begin Record extracts
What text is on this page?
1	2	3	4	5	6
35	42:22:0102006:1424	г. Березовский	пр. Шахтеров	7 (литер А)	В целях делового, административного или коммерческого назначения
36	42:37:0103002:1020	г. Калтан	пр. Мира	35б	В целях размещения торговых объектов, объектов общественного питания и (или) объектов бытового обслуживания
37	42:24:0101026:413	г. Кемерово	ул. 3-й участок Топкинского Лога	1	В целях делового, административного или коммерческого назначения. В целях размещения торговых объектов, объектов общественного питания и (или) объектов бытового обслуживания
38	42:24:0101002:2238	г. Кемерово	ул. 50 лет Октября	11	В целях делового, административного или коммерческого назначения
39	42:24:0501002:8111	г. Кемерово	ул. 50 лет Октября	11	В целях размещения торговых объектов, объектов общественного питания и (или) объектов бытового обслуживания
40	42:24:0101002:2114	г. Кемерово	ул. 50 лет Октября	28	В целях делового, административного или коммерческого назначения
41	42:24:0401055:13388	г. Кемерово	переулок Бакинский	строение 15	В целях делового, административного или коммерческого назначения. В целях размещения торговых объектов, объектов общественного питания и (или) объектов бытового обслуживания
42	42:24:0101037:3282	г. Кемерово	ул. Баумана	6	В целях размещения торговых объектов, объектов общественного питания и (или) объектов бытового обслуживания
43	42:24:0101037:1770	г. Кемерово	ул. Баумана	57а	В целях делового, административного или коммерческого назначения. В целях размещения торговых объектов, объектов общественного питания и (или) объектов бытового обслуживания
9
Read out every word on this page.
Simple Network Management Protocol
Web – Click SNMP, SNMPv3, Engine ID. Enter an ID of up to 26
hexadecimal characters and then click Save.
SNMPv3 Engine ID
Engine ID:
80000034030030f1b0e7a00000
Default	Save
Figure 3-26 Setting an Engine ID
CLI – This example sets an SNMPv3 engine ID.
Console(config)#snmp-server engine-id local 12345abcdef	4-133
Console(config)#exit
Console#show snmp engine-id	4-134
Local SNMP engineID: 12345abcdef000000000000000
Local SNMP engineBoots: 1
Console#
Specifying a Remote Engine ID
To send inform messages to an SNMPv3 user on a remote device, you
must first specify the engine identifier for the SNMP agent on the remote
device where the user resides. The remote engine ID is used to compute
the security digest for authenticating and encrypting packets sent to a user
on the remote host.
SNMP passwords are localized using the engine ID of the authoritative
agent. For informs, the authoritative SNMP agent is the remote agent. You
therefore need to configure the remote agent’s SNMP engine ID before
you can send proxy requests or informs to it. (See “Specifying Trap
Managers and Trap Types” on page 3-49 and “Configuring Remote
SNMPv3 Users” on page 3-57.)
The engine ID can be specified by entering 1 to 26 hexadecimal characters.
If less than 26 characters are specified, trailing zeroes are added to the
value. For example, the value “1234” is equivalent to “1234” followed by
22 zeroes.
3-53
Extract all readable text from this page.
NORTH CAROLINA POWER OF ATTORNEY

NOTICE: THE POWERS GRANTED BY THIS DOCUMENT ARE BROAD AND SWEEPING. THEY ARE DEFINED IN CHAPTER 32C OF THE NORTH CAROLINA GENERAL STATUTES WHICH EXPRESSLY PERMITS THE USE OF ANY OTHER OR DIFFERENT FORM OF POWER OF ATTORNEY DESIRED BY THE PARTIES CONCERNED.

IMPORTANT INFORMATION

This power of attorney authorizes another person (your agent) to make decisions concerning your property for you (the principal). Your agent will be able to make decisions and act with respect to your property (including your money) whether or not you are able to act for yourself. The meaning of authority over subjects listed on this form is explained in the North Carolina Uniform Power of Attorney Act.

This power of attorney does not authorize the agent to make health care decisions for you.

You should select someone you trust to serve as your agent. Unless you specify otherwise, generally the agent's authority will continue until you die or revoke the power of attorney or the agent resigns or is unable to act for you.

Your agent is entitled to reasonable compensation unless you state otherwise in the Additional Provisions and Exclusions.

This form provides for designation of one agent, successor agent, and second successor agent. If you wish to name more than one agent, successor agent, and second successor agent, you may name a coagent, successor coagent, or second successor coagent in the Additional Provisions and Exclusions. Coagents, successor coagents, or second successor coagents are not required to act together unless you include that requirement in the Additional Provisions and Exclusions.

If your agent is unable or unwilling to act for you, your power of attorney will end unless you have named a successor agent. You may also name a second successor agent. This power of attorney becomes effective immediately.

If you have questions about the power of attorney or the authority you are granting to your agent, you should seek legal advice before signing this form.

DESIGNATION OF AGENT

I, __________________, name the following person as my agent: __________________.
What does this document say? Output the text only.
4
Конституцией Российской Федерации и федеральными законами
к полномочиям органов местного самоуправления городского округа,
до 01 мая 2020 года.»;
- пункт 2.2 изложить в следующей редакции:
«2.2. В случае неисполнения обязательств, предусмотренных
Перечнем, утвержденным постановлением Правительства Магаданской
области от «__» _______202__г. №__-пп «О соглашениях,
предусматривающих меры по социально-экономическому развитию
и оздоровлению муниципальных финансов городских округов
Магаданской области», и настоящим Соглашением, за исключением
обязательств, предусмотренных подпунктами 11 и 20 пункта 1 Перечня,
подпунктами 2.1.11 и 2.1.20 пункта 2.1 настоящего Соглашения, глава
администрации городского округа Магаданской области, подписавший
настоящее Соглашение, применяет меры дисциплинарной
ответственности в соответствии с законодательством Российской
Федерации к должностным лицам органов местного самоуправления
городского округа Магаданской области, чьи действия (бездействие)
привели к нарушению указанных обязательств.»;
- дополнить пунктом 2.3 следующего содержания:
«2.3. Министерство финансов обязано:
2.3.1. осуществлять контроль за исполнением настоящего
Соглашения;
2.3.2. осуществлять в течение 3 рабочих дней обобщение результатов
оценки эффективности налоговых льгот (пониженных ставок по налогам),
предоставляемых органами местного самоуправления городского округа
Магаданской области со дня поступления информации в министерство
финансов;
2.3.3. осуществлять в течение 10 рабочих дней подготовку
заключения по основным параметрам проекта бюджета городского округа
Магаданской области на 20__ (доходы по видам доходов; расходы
end Record extracts
## Direction
Print all of the data exactly as it was given.

## Task response
What text is on this page?
1	2	3	4	5	6
35	42:22:0102006:1424	г. Березовский	пр. Шахтеров	7 (литер А)	В целях делового, административного или коммерческого назначения
36	42:37:0103002:1020	г. Калтан	пр. Мира	35б	В целях размещения торговых объектов, объектов общественного питания и (или) объектов бытового обслуживания
37	42:24:0101026:413	г. Кемерово	ул. 3-й участок Топкинского Лога	1	В целях делового, административного или коммерческого назначения. В целях размещения торговых объектов, объектов общественного питания и (или) объектов бытового обслуживания
38	42:24:0101002:2238	г. Кемерово	ул. 50 лет Октября	11	В целях делового, административного или коммерческого назначения
39	42:24:0501002:8111	г. Кемерово	ул. 50 лет Октября	11	В целях размещения торговых объектов, объектов общественного питания и (или) объектов бытового обслуживания
40	42:24:0101002:2114	г. Кемерово	ул. 50 лет Октября	28	В целях делового, административного или коммерческого назначения
41	42:24:0401055:13388	г. Кемерово	переулок Бакинский	строение 15	В целях делового, административного или коммерческого назначения. В целях размещения торговых объектов, объектов общественного питания и (или) объектов бытового обслуживания
42	42:24:0101037:3282	г. Кемерово	ул. Баумана	6	В целях размещения торговых объектов, объектов общественного питания и (или) объектов бытового обслуживания
43	42:24:0101037:1770	г. Кемерово	ул. Баумана	57а	В целях делового, административного или коммерческого назначения. В целях размещения торговых объектов, объектов общественного питания и (или) объектов бытового обслуживания
9
Read out every word on this page.
Simple Network Management Protocol
Web – Click SNMP, SNMPv3, Engine ID. Enter an ID of up to 26
hexadecimal characters and then click Save.
SNMPv3 Engine ID
Engine ID:
80000034030030f1b0e7a00000
Default	Save
Figure 3-26 Setting an Engine ID
CLI – This example sets an SNMPv3 engine ID.
Console(config)#snmp-server engine-id local 12345abcdef	4-133
Console(config)#exit
Console#show snmp engine-id	4-134
Local SNMP engineID: 12345abcdef000000000000000
Local SNMP engineBoots: 1
Console#
Specifying a Remote Engine ID
To send inform messages to an SNMPv3 user on a remote device, you
must first specify the engine identifier for the SNMP agent on the remote
device where the user resides. The remote engine ID is used to compute
the security digest for authenticating and encrypting packets sent to a user
on the remote host.
SNMP passwords are localized using the engine ID of the authoritative
agent. For informs, the authoritative SNMP agent is the remote agent. You
therefore need to configure the remote agent’s SNMP engine ID before
you can send proxy requests or informs to it. (See “Specifying Trap
Managers and Trap Types” on page 3-49 and “Configuring Remote
SNMPv3 Users” on page 3-57.)
The engine ID can be specified by entering 1 to 26 hexadecimal characters.
If less than 26 characters are specified, trailing zeroes are added to the
value. For example, the value “1234” is equivalent to “1234” followed by
22 zeroes.
3-53
Extract all readable text from this page.
NORTH CAROLINA POWER OF ATTORNEY

NOTICE: THE POWERS GRANTED BY THIS DOCUMENT ARE BROAD AND SWEEPING. THEY ARE DEFINED IN CHAPTER 32C OF THE NORTH CAROLINA GENERAL STATUTES WHICH EXPRESSLY PERMITS THE USE OF ANY OTHER OR DIFFERENT FORM OF POWER OF ATTORNEY DESIRED BY THE PARTIES CONCERNED.

IMPORTANT INFORMATION

This power of attorney authorizes another person (your agent) to make decisions concerning your property for you (the principal). Your agent will be able to make decisions and act with respect to your property (including your money) whether or not you are able to act for yourself. The meaning of authority over subjects listed on this form is explained in the North Carolina Uniform Power of Attorney Act.

This power of attorney does not authorize the agent to make health care decisions for you.

You should select someone you trust to serve as your agent. Unless you specify otherwise, generally the agent's authority will continue until you die or revoke the power of attorney or the agent resigns or is unable to act for you.

Your agent is entitled to reasonable compensation unless you state otherwise in the Additional Provisions and Exclusions.

This form provides for designation of one agent, successor agent, and second successor agent. If you wish to name more than one agent, successor agent, and second successor agent, you may name a coagent, successor coagent, or second successor coagent in the Additional Provisions and Exclusions. Coagents, successor coagents, or second successor coagents are not required to act together unless you include that requirement in the Additional Provisions and Exclusions.

If your agent is unable or unwilling to act for you, your power of attorney will end unless you have named a successor agent. You may also name a second successor agent. This power of attorney becomes effective immediately.

If you have questions about the power of attorney or the authority you are granting to your agent, you should seek legal advice before signing this form.

DESIGNATION OF AGENT

I, __________________, name the following person as my agent: __________________.
What does this document say? Output the text only.
4
Конституцией Российской Федерации и федеральными законами
к полномочиям органов местного самоуправления городского округа,
до 01 мая 2020 года.»;
- пункт 2.2 изложить в следующей редакции:
«2.2. В случае неисполнения обязательств, предусмотренных
Перечнем, утвержденным постановлением Правительства Магаданской
области от «__» _______202__г. №__-пп «О соглашениях,
предусматривающих меры по социально-экономическому развитию
и оздоровлению муниципальных финансов городских округов
Магаданской области», и настоящим Соглашением, за исключением
обязательств, предусмотренных подпунктами 11 и 20 пункта 1 Перечня,
подпунктами 2.1.11 и 2.1.20 пункта 2.1 настоящего Соглашения, глава
администрации городского округа Магаданской области, подписавший
настоящее Соглашение, применяет меры дисциплинарной
ответственности в соответствии с законодательством Российской
Федерации к должностным лицам органов местного самоуправления
городского округа Магаданской области, чьи действия (бездействие)
привели к нарушению указанных обязательств.»;
- дополнить пунктом 2.3 следующего содержания:
«2.3. Министерство финансов обязано:
2.3.1. осуществлять контроль за исполнением настоящего
Соглашения;
2.3.2. осуществлять в течение 3 рабочих дней обобщение результатов
оценки эффективности налоговых льгот (пониженных ставок по налогам),
предоставляемых органами местного самоуправления городского округа
Магаданской области со дня поступления информации в министерство
финансов;
2.3.3. осуществлять в течение 10 рабочих дней подготовку
заключения по основным параметрам проекта бюджета городского округа
Магаданской области на 20__ (доходы по видам доходов; расходы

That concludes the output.